[Source data]
━━━━━━━━━━━━━━━━━━━━

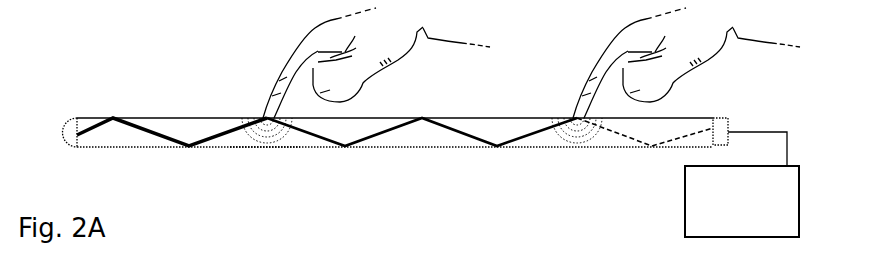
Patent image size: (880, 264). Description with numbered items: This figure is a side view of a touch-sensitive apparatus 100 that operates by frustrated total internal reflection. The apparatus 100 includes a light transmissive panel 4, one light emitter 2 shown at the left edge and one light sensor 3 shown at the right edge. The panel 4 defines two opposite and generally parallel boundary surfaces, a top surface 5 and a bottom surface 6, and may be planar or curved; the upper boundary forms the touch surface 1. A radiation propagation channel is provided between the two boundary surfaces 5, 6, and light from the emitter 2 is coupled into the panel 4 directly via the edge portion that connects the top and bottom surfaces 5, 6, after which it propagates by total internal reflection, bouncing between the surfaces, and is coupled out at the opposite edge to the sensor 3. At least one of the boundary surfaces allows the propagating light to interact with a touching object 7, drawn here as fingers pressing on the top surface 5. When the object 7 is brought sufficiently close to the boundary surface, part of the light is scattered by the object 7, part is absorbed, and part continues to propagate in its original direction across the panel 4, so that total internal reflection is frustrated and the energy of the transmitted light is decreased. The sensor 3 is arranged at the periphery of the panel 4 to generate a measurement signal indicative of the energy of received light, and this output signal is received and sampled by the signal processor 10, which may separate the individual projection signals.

The touch-sensitive apparatus 100 is at (122, 86).
The touch surface 1 is at (468, 118).
The light emitter 2 is at (75, 118).
The light sensor 3 is at (722, 118).
The light transmissive panel 4 is at (183, 128).
The top surface 5 is at (243, 119).
The bottom surface 6 is at (232, 150).
The touching object 7 is at (300, 50).
The signal processor 10 is at (685, 210).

━━━━━━━━━━━━━━━━━━━━

Reproduce every line of the entries above verbatim, leaving out the pictures.

Patent image size: (880, 264). Description with numbered items: This figure is a side view of a touch-sensitive apparatus 100 that operates by frustrated total internal reflection. The apparatus 100 includes a light transmissive panel 4, one light emitter 2 shown at the left edge and one light sensor 3 shown at the right edge. The panel 4 defines two opposite and generally parallel boundary surfaces, a top surface 5 and a bottom surface 6, and may be planar or curved; the upper boundary forms the touch surface 1. A radiation propagation channel is provided between the two boundary surfaces 5, 6, and light from the emitter 2 is coupled into the panel 4 directly via the edge portion that connects the top and bottom surfaces 5, 6, after which it propagates by total internal reflection, bouncing between the surfaces, and is coupled out at the opposite edge to the sensor 3. At least one of the boundary surfaces allows the propagating light to interact with a touching object 7, drawn here as fingers pressing on the top surface 5. When the object 7 is brought sufficiently close to the boundary surface, part of the light is scattered by the object 7, part is absorbed, and part continues to propagate in its original direction across the panel 4, so that total internal reflection is frustrated and the energy of the transmitted light is decreased. The sensor 3 is arranged at the periphery of the panel 4 to generate a measurement signal indicative of the energy of received light, and this output signal is received and sampled by the signal processor 10, which may separate the individual projection signals.

The touch-sensitive apparatus 100 is at (122, 86).
The touch surface 1 is at (468, 118).
The light emitter 2 is at (75, 118).
The light sensor 3 is at (722, 118).
The light transmissive panel 4 is at (183, 128).
The top surface 5 is at (243, 119).
The bottom surface 6 is at (232, 150).
The touching object 7 is at (300, 50).
The signal processor 10 is at (685, 210).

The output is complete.